**Exercise prompt**
Copy every line of the records below where the word "JSON" occurs.

**Records for processing**
###

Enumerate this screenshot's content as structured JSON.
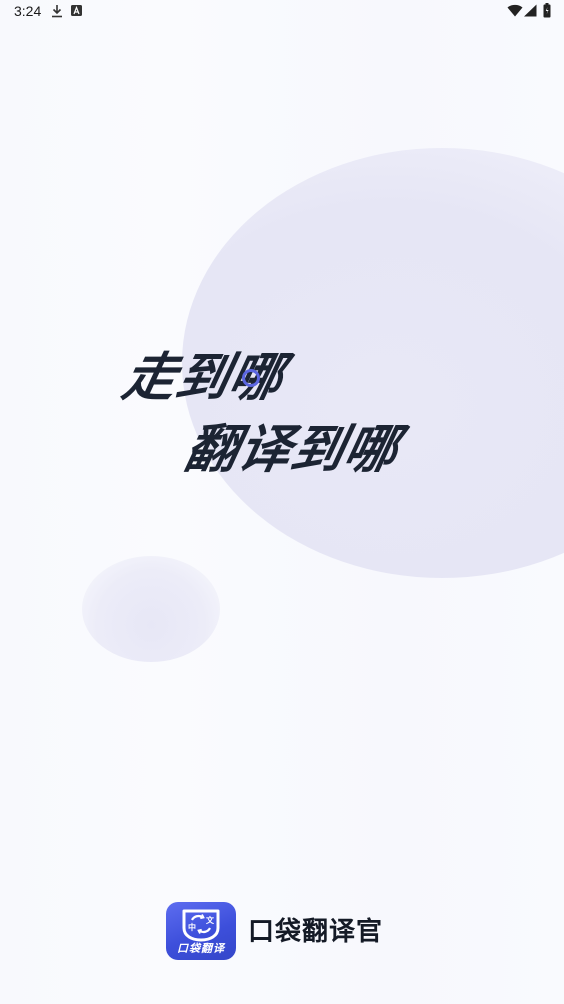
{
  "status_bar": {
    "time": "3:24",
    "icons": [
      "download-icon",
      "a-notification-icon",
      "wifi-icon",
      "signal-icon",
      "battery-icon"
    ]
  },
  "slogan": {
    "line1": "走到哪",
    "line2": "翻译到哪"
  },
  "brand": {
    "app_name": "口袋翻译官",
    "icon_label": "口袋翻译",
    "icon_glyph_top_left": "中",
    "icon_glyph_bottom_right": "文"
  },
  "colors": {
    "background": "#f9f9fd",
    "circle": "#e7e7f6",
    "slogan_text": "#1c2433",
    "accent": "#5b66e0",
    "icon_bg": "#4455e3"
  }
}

###

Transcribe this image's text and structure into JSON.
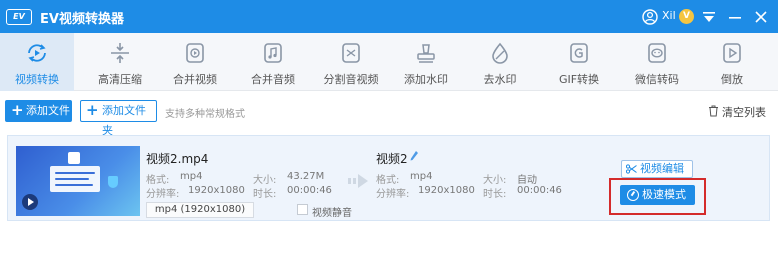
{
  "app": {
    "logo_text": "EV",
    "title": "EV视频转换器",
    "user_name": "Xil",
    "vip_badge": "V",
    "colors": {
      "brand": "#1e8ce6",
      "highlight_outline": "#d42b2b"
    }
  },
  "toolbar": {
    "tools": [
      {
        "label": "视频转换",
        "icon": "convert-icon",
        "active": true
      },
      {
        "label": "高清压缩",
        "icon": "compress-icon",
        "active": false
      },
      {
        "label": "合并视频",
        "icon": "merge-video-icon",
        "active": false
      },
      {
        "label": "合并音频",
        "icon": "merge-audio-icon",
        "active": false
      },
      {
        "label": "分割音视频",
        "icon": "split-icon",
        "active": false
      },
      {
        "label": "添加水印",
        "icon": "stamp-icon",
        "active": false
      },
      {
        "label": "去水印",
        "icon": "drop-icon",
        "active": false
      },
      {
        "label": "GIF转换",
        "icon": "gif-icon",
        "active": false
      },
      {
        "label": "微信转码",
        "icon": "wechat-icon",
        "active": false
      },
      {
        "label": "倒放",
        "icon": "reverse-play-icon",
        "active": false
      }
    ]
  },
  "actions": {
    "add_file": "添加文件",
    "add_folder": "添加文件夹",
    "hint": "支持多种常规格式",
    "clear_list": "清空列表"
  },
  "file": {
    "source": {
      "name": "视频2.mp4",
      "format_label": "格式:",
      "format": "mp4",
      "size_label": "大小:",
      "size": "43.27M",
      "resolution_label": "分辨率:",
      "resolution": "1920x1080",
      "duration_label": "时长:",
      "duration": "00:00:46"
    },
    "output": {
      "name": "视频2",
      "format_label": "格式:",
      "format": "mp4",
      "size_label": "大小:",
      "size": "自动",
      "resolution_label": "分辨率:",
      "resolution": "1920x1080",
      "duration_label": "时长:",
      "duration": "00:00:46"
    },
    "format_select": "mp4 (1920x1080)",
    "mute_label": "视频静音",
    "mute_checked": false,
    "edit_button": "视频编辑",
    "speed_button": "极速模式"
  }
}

###

**Response**
Enumerate this screenshot's content as structured JSON.
Transcribe this image's text and structure into JSON.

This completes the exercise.